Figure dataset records
===============
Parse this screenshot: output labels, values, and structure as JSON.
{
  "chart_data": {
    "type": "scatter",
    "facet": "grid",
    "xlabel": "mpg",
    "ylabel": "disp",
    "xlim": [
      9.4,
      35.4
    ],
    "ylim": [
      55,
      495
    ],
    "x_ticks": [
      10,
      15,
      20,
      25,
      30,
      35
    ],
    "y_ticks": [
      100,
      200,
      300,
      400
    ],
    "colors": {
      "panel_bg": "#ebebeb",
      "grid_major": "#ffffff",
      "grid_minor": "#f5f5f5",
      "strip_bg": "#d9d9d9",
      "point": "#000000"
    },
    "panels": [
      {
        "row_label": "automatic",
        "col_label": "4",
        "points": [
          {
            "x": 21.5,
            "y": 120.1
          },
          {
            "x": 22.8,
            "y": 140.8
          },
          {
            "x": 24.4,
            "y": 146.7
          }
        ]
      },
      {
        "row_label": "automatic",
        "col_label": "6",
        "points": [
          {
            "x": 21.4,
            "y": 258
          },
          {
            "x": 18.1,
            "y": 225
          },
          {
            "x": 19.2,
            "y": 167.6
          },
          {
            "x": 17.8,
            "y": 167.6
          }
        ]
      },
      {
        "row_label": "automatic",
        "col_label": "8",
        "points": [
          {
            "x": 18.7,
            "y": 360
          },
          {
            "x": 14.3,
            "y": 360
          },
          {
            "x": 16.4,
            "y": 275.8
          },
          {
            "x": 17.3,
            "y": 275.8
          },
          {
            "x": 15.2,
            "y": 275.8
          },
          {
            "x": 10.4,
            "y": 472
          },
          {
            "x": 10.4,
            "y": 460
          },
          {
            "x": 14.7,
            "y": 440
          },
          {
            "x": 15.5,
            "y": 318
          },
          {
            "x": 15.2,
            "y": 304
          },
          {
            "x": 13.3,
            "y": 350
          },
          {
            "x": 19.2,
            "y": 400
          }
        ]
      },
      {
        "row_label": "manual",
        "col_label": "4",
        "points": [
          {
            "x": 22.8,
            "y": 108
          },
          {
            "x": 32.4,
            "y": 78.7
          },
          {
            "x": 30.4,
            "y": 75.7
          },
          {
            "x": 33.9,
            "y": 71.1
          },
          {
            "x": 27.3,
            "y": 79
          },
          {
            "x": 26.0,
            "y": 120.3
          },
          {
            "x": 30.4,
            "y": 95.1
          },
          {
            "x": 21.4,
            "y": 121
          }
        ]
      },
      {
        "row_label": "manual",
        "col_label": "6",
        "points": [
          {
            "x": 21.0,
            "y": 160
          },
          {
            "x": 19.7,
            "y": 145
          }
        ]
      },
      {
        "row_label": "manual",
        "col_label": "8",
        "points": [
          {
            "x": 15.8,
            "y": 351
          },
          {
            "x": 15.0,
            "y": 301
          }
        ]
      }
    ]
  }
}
===============
Print all of the entries exactly as they appear.

Parse this screenshot: output labels, values, and structure as JSON.
{
  "chart_data": {
    "type": "scatter",
    "facet": "grid",
    "xlabel": "mpg",
    "ylabel": "disp",
    "xlim": [
      9.4,
      35.4
    ],
    "ylim": [
      55,
      495
    ],
    "x_ticks": [
      10,
      15,
      20,
      25,
      30,
      35
    ],
    "y_ticks": [
      100,
      200,
      300,
      400
    ],
    "colors": {
      "panel_bg": "#ebebeb",
      "grid_major": "#ffffff",
      "grid_minor": "#f5f5f5",
      "strip_bg": "#d9d9d9",
      "point": "#000000"
    },
    "panels": [
      {
        "row_label": "automatic",
        "col_label": "4",
        "points": [
          {
            "x": 21.5,
            "y": 120.1
          },
          {
            "x": 22.8,
            "y": 140.8
          },
          {
            "x": 24.4,
            "y": 146.7
          }
        ]
      },
      {
        "row_label": "automatic",
        "col_label": "6",
        "points": [
          {
            "x": 21.4,
            "y": 258
          },
          {
            "x": 18.1,
            "y": 225
          },
          {
            "x": 19.2,
            "y": 167.6
          },
          {
            "x": 17.8,
            "y": 167.6
          }
        ]
      },
      {
        "row_label": "automatic",
        "col_label": "8",
        "points": [
          {
            "x": 18.7,
            "y": 360
          },
          {
            "x": 14.3,
            "y": 360
          },
          {
            "x": 16.4,
            "y": 275.8
          },
          {
            "x": 17.3,
            "y": 275.8
          },
          {
            "x": 15.2,
            "y": 275.8
          },
          {
            "x": 10.4,
            "y": 472
          },
          {
            "x": 10.4,
            "y": 460
          },
          {
            "x": 14.7,
            "y": 440
          },
          {
            "x": 15.5,
            "y": 318
          },
          {
            "x": 15.2,
            "y": 304
          },
          {
            "x": 13.3,
            "y": 350
          },
          {
            "x": 19.2,
            "y": 400
          }
        ]
      },
      {
        "row_label": "manual",
        "col_label": "4",
        "points": [
          {
            "x": 22.8,
            "y": 108
          },
          {
            "x": 32.4,
            "y": 78.7
          },
          {
            "x": 30.4,
            "y": 75.7
          },
          {
            "x": 33.9,
            "y": 71.1
          },
          {
            "x": 27.3,
            "y": 79
          },
          {
            "x": 26.0,
            "y": 120.3
          },
          {
            "x": 30.4,
            "y": 95.1
          },
          {
            "x": 21.4,
            "y": 121
          }
        ]
      },
      {
        "row_label": "manual",
        "col_label": "6",
        "points": [
          {
            "x": 21.0,
            "y": 160
          },
          {
            "x": 19.7,
            "y": 145
          }
        ]
      },
      {
        "row_label": "manual",
        "col_label": "8",
        "points": [
          {
            "x": 15.8,
            "y": 351
          },
          {
            "x": 15.0,
            "y": 301
          }
        ]
      }
    ]
  }
}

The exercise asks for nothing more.